Gaza : trois livres à lire d’urgence

La tragédie qui se déroule sous nos yeux est décrite et analysée dans plusieurs ouvrages qui sont autant d’appels à une conscience humaine bien mal en point. Nous en avons déjà signalé plusieurs qui portaient sur les premiers mois du massacre. Nous en ouvrons ici de plus récents et de factures très différentes.

Denis Sieffert  • 11 juin 2025 libéré
Gaza : trois livres à lire d’urgence
Le 2 juin, des enfants de Gaza attendent une distribution d’aide alimentaire.
© Eyad BABA / AFP

Le livre de Jean-Pierre Filiu, Un historien à Gaza, a valeur de document. Filiu est en effet parvenu à entrer dans l’enclave palestinienne avec une mission de Médecins sans frontières (MSF). Il y est resté un mois, du 19 décembre 2024 au 21 janvier 2025. Il en a rapporté un témoignage d’autant plus précieux que les journalistes étrangers ou indépendants sont interdits d’entrée par les autorités israéliennes.

Consignes
Recopiez fidèlement le passage de l'article sur les livres consacrés à Gaza qui commence à « Denis Sieffert  • » et s'achève à « les autorités israéliennes. ».

Enregistrements présentés
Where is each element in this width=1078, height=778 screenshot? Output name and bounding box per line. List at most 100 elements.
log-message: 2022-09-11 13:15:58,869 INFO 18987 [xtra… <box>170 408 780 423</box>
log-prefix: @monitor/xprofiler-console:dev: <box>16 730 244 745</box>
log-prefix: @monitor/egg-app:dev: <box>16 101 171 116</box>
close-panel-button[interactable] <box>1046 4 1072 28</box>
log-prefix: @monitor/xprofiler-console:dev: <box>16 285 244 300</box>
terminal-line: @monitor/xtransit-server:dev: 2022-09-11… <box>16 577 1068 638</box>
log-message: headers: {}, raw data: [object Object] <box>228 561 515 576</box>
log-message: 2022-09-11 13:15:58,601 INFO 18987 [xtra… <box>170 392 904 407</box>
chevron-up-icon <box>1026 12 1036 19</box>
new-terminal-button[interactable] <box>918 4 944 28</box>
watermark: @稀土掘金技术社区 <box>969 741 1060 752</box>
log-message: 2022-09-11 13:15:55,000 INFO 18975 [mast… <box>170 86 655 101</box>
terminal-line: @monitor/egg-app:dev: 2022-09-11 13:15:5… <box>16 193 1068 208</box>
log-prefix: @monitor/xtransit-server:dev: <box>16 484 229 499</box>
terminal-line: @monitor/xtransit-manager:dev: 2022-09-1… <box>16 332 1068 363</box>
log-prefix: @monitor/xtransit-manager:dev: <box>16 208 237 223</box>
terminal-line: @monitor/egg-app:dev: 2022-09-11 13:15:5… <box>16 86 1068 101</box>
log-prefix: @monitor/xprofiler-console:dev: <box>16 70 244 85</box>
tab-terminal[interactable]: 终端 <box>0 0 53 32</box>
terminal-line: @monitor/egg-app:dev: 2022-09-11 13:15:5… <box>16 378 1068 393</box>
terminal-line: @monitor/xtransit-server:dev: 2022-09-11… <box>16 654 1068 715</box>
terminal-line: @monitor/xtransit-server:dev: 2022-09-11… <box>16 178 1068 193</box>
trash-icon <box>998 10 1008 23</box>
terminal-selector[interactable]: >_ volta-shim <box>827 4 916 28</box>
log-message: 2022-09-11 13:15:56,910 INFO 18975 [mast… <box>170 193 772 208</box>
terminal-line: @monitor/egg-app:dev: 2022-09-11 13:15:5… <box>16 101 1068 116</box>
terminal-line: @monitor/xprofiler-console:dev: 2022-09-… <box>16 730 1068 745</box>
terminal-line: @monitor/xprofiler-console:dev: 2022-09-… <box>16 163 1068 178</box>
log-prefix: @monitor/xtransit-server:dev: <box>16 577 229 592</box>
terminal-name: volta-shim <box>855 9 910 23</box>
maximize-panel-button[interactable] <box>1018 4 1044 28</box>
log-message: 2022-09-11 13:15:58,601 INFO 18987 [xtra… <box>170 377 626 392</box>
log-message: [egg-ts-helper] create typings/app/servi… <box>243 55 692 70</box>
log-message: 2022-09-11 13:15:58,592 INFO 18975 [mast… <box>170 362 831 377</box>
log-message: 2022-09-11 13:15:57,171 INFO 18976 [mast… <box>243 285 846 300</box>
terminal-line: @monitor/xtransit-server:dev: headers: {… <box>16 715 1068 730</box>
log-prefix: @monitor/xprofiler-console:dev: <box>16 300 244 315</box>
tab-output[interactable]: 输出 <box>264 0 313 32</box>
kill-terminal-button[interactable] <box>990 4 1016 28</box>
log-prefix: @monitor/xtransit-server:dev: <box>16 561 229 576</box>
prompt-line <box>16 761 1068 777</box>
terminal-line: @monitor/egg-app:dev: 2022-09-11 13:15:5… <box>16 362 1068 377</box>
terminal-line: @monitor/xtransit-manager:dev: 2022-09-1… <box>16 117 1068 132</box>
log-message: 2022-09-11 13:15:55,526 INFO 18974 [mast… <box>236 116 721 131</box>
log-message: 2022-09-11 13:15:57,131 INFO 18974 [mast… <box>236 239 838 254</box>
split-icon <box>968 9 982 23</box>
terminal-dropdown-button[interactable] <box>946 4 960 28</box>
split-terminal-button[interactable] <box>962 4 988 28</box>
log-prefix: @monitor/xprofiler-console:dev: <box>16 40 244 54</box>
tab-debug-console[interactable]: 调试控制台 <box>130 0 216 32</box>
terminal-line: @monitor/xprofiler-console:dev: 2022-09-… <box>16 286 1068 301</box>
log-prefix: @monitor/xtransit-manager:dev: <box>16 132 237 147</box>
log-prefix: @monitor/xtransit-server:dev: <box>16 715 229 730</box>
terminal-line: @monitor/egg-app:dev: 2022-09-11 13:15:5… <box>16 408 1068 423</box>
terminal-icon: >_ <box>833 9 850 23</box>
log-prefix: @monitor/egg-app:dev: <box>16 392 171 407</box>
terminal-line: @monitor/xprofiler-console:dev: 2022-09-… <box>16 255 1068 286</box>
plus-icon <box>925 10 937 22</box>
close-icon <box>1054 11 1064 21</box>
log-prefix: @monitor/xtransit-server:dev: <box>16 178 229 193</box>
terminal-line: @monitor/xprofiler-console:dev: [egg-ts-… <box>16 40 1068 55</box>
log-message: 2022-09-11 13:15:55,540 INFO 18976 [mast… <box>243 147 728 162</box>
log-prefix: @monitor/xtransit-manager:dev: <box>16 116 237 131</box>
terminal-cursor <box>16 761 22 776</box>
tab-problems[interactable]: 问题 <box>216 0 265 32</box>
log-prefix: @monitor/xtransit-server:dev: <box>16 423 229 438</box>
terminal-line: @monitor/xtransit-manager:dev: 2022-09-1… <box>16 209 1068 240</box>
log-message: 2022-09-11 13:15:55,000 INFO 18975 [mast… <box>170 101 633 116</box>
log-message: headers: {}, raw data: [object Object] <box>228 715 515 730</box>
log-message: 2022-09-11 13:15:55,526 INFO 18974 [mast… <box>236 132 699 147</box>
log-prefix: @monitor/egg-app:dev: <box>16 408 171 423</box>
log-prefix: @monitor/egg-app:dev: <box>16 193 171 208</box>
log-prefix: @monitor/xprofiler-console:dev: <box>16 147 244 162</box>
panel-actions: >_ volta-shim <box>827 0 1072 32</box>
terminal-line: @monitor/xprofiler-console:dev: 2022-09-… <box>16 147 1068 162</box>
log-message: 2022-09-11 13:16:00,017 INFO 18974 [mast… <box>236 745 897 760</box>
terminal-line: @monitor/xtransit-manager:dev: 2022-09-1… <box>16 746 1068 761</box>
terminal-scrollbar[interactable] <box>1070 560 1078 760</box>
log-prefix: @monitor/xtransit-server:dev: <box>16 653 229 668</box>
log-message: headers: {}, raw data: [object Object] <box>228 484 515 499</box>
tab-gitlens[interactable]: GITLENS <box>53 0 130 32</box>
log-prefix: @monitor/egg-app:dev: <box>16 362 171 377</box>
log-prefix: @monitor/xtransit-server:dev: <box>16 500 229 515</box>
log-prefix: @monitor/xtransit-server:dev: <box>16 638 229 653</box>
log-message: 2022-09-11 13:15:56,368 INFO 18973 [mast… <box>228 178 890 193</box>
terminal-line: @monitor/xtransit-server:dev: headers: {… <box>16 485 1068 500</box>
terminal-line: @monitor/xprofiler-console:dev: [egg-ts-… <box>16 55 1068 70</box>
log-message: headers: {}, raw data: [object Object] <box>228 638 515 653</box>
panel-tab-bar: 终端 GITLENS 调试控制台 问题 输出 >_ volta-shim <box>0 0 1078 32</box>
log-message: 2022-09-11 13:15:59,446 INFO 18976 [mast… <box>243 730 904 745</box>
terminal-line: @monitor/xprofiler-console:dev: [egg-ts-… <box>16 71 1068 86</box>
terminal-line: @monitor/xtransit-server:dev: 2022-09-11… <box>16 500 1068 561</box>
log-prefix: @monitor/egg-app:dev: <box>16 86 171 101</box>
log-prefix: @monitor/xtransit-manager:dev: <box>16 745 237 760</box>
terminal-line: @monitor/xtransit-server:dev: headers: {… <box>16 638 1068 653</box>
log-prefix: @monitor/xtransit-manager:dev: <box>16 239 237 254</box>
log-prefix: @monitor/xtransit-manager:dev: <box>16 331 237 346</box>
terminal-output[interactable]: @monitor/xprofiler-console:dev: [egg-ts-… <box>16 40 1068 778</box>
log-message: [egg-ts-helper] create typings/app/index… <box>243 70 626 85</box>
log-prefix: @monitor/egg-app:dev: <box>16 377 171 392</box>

Corrigé de l'exercice
Denis Sieffert  • 11 juin 2025 libéré
Gaza : trois livres à lire d’urgence
Le 2 juin, des enfants de Gaza attendent une distribution d’aide alimentaire.
© Eyad BABA / AFP

Le livre de Jean-Pierre Filiu, Un historien à Gaza, a valeur de document. Filiu est en effet parvenu à entrer dans l’enclave palestinienne avec une mission de Médecins sans frontières (MSF). Il y est resté un mois, du 19 décembre 2024 au 21 janvier 2025. Il en a rapporté un témoignage d’autant plus précieux que les journalistes étrangers ou indépendants sont interdits d’entrée par les autorités israéliennes.